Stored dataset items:
----
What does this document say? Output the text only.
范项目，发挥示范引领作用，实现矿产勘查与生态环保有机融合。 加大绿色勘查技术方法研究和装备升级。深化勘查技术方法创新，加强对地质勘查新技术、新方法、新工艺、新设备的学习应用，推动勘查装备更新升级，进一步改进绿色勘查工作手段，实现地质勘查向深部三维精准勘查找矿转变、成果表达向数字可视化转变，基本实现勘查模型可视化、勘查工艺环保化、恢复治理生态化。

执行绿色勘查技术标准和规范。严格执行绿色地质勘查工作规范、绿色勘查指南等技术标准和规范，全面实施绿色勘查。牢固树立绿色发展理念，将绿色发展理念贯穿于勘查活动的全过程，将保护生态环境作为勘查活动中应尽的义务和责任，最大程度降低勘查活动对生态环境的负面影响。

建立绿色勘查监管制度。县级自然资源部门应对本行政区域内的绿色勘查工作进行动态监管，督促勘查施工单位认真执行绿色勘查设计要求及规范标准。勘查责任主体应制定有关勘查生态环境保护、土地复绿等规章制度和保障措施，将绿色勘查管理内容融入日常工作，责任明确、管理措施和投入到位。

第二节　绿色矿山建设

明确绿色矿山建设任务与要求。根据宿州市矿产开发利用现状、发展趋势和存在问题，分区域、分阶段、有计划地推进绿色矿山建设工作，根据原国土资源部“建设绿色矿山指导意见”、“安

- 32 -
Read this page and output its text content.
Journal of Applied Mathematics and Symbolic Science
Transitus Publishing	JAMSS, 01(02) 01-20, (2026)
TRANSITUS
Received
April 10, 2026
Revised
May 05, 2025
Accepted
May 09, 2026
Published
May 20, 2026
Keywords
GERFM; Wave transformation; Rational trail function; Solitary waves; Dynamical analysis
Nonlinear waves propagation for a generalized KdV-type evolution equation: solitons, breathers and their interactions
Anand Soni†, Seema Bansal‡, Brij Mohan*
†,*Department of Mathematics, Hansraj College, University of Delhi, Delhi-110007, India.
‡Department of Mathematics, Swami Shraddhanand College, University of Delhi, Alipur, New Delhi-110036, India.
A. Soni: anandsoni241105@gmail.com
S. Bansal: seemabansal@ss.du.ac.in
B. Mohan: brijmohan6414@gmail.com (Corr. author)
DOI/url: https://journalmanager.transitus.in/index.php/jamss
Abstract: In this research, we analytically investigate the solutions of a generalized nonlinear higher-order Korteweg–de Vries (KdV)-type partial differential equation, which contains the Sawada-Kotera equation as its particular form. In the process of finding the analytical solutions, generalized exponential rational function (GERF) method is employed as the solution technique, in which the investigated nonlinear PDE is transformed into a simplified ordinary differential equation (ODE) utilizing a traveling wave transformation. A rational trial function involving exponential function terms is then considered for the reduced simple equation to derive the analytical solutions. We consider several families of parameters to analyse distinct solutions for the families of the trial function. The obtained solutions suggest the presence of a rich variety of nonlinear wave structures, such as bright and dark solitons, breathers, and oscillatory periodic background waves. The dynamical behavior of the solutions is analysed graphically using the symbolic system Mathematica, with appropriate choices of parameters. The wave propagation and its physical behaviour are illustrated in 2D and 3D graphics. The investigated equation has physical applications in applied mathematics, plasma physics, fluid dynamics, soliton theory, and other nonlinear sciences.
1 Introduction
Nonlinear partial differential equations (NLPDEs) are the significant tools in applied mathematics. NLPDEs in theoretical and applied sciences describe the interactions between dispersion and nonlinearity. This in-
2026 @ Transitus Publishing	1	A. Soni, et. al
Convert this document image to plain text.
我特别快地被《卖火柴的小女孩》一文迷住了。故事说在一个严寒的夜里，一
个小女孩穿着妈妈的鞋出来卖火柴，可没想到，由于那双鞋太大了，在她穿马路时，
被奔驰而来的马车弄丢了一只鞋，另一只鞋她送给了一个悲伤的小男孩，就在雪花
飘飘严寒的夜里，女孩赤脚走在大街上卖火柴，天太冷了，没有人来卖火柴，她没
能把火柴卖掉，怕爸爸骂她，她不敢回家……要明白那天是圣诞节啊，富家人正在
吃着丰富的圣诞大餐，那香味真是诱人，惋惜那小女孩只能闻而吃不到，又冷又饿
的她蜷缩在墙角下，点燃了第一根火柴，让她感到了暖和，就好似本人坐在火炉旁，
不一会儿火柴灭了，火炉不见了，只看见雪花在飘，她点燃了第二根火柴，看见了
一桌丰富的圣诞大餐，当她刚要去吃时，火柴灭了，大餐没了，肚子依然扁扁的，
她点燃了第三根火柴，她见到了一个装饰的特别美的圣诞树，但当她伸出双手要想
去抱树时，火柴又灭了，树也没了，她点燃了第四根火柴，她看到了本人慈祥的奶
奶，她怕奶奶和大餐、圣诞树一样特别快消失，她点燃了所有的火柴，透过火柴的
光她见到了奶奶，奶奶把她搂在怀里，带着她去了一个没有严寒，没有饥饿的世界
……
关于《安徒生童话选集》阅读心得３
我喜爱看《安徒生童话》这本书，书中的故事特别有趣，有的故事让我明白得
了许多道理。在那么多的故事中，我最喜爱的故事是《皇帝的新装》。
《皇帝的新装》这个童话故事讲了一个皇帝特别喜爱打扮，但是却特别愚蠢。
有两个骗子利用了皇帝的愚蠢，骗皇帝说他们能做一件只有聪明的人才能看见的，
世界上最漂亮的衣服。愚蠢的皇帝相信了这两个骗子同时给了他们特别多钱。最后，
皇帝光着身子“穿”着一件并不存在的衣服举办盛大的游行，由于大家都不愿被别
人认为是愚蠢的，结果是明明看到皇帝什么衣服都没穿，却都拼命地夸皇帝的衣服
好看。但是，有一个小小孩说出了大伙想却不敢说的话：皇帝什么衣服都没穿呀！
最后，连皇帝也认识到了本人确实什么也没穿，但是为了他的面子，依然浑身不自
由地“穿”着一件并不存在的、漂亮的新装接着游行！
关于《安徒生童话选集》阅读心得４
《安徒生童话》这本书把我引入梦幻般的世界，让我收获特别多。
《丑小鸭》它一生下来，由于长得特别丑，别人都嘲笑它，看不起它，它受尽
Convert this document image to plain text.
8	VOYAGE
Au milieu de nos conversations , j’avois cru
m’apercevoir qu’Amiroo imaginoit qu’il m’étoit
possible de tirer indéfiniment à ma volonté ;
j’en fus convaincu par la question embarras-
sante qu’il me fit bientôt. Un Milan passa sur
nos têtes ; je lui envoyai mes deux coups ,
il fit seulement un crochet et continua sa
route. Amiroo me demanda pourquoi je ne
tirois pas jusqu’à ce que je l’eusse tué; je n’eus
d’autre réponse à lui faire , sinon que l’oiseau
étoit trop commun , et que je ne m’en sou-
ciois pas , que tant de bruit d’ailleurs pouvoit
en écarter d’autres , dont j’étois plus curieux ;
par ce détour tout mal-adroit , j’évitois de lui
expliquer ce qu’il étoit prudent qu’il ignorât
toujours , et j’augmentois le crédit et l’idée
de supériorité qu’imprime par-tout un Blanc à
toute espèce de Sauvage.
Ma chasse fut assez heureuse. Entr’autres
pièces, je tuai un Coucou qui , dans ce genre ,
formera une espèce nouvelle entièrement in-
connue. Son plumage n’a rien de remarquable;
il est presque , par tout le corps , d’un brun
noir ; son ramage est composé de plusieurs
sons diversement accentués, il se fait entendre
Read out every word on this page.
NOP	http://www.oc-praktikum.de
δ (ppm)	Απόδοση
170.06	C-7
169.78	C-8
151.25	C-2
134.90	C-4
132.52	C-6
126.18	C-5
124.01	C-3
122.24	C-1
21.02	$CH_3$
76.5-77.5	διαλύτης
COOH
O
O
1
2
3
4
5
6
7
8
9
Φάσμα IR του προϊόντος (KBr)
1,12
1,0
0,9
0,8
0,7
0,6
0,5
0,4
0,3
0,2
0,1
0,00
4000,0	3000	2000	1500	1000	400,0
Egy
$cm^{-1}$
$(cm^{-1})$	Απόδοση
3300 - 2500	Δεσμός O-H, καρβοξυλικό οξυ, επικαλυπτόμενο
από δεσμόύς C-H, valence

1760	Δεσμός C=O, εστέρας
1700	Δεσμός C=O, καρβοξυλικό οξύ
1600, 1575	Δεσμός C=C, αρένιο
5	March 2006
----
Quote exactly what appears from the line containing "Read out every word on this page." through the final line of the listing above, including both of those lines.

ANSWER TO THIS PROBLEM:
Read out every word on this page.
NOP	http://www.oc-praktikum.de
δ (ppm)	Απόδοση
170.06	C-7
169.78	C-8
151.25	C-2
134.90	C-4
132.52	C-6
126.18	C-5
124.01	C-3
122.24	C-1
21.02	$CH_3$
76.5-77.5	διαλύτης
COOH
O
O
1
2
3
4
5
6
7
8
9
Φάσμα IR του προϊόντος (KBr)
1,12
1,0
0,9
0,8
0,7
0,6
0,5
0,4
0,3
0,2
0,1
0,00
4000,0	3000	2000	1500	1000	400,0
Egy
$cm^{-1}$
$(cm^{-1})$	Απόδοση
3300 - 2500	Δεσμός O-H, καρβοξυλικό οξυ, επικαλυπτόμενο
από δεσμόύς C-H, valence

1760	Δεσμός C=O, εστέρας
1700	Δεσμός C=O, καρβοξυλικό οξύ
1600, 1575	Δεσμός C=C, αρένιο
5	March 2006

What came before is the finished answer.